begin Rows

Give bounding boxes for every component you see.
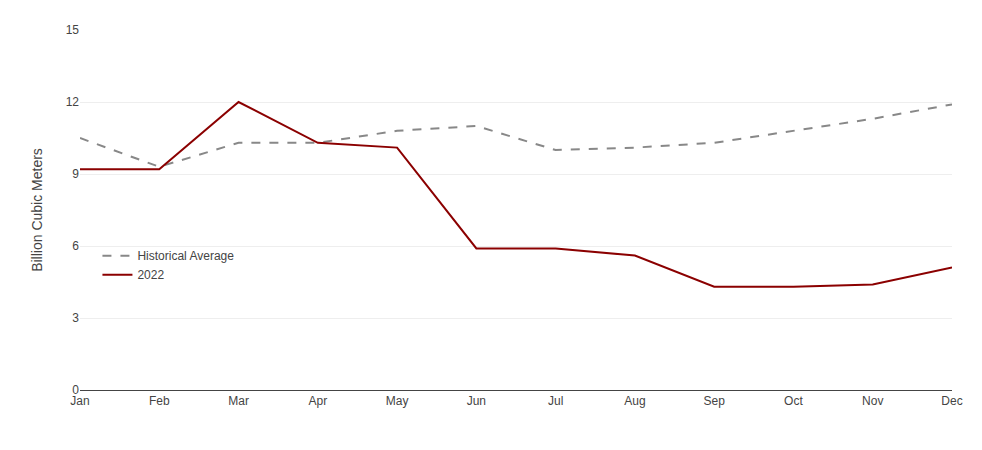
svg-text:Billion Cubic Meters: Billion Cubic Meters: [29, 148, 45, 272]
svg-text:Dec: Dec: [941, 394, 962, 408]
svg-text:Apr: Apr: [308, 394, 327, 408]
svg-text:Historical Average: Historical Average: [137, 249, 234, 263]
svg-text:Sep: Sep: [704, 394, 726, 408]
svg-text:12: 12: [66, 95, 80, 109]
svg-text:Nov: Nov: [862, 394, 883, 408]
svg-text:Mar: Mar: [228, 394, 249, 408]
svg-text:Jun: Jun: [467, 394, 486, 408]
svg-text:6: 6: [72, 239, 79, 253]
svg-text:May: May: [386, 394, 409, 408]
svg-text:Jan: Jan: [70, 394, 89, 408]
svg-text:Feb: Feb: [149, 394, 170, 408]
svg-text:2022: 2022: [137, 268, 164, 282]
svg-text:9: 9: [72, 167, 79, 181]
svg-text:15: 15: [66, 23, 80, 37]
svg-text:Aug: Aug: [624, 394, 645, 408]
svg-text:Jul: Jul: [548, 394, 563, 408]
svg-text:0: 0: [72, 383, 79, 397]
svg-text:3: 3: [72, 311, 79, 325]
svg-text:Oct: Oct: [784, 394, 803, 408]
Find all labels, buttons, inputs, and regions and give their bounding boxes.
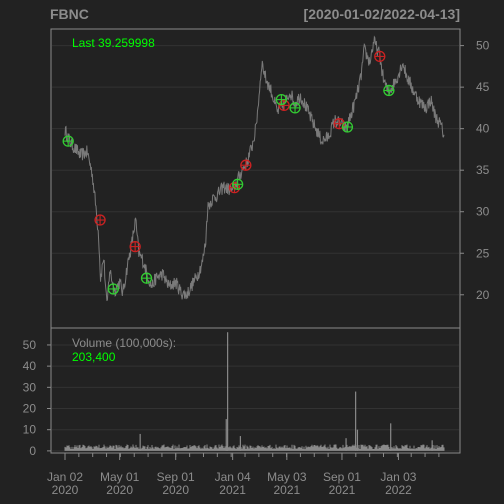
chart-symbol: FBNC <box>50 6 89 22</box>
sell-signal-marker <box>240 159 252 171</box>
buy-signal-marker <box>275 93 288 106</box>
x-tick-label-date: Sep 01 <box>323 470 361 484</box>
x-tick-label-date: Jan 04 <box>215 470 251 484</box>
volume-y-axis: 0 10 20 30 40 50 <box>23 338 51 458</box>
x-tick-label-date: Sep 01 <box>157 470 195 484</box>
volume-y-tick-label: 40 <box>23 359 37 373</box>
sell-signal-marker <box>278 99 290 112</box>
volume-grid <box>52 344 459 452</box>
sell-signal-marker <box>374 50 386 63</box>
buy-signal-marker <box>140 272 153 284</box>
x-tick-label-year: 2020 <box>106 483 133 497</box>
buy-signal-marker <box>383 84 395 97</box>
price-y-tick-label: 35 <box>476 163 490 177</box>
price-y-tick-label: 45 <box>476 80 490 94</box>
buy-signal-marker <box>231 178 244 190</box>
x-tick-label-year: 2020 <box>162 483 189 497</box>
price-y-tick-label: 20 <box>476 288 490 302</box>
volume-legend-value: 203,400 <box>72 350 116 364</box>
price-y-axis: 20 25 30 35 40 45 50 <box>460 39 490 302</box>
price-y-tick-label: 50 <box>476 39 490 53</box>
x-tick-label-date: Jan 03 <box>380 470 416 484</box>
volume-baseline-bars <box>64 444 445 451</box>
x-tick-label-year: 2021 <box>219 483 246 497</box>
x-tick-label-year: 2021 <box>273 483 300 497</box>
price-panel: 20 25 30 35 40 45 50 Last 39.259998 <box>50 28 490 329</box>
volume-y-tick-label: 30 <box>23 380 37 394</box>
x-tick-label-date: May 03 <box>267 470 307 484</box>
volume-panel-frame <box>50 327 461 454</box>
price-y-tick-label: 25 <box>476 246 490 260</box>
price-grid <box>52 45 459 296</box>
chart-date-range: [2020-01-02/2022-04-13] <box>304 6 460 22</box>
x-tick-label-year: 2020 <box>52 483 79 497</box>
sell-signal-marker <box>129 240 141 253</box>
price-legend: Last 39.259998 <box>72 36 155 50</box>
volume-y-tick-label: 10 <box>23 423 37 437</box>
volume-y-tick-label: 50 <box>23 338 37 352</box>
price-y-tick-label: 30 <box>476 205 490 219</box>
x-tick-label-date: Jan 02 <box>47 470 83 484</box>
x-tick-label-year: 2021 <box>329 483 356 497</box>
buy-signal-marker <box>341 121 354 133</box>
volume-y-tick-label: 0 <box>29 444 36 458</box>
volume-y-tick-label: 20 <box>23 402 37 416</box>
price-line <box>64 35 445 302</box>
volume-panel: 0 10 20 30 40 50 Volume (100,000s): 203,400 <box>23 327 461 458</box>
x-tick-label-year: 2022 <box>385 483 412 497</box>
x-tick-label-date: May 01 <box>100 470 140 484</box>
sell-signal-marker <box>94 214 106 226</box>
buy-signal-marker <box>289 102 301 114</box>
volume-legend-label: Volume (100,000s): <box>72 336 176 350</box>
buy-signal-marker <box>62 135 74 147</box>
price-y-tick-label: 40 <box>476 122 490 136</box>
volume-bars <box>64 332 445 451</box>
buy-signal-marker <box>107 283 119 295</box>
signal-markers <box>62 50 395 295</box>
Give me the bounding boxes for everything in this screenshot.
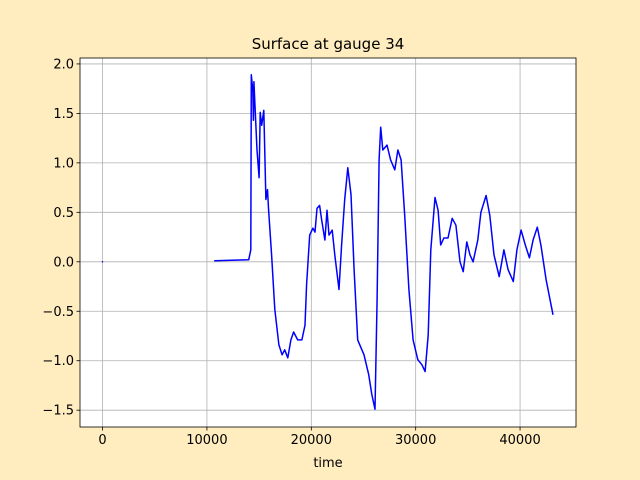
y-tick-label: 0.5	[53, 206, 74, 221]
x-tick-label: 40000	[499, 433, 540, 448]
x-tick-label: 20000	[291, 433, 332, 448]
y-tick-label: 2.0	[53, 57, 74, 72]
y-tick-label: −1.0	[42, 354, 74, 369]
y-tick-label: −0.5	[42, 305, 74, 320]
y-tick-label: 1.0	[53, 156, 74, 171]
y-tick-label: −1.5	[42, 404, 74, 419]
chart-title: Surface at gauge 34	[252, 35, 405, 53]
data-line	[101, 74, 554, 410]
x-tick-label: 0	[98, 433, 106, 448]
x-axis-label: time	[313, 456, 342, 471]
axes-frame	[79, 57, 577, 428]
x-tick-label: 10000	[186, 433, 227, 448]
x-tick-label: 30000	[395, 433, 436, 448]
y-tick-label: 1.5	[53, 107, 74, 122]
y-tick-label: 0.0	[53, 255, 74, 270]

end Rows
begin Rows

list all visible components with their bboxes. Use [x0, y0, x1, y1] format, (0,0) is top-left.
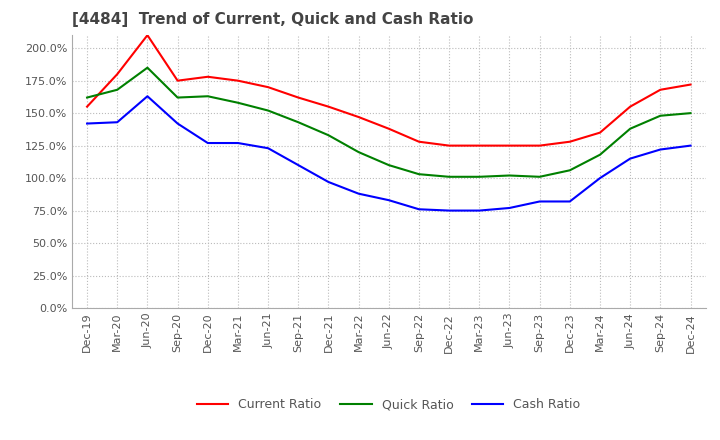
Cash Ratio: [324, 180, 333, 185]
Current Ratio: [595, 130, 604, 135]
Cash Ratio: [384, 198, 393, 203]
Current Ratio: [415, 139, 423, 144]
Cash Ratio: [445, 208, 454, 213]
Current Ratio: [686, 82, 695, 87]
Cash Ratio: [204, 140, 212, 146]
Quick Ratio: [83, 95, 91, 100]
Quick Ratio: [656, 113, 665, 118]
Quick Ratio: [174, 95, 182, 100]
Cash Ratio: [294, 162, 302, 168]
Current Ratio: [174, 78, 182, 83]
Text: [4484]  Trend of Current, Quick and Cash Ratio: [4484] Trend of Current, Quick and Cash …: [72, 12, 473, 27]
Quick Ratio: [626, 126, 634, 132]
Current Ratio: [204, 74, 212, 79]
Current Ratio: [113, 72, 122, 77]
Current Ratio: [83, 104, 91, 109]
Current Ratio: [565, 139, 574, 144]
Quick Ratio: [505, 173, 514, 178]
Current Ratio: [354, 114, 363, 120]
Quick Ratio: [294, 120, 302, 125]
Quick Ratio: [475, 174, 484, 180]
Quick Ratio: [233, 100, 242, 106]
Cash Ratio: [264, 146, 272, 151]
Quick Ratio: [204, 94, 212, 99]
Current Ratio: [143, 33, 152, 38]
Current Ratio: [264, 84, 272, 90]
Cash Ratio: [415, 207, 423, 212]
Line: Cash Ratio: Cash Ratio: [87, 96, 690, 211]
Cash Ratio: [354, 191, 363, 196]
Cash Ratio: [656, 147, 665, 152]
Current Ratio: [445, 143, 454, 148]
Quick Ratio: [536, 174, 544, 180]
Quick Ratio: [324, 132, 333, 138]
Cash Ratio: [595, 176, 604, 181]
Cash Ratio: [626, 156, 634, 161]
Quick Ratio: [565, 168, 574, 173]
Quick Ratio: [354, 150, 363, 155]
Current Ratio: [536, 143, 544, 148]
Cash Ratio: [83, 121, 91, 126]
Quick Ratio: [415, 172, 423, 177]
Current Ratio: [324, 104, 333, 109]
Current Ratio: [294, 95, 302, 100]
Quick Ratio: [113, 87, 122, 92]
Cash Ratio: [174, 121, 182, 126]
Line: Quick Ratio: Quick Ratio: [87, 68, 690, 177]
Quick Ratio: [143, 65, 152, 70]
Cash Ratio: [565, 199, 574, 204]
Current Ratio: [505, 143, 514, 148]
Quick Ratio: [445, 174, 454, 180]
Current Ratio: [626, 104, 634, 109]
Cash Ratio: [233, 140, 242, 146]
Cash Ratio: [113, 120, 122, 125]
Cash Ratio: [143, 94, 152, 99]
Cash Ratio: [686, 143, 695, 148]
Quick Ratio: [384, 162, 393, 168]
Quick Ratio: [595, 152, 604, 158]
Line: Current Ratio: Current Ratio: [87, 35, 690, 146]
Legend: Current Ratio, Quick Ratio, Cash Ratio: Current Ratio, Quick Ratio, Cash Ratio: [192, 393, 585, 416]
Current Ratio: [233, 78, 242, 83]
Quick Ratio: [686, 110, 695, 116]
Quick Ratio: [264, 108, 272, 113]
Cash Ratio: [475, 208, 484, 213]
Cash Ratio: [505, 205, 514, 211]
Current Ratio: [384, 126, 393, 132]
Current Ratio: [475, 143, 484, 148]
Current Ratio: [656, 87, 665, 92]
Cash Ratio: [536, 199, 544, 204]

end Rows

*The task*
Switch every "Cash Ratio" to "Liquidity Ratio" in the lines starting with the line with "Cash Ratio: [324, 180, 333, 185]" and going on through the line with "Quick Ratio: [174, 95, 182, 100]", leaving everything else unchanged. Give only those lines.

*Response to this task*
Liquidity Ratio: [324, 180, 333, 185]
Current Ratio: [595, 130, 604, 135]
Liquidity Ratio: [384, 198, 393, 203]
Current Ratio: [415, 139, 423, 144]
Liquidity Ratio: [445, 208, 454, 213]
Current Ratio: [686, 82, 695, 87]
Liquidity Ratio: [204, 140, 212, 146]
Quick Ratio: [83, 95, 91, 100]
Quick Ratio: [656, 113, 665, 118]
Quick Ratio: [174, 95, 182, 100]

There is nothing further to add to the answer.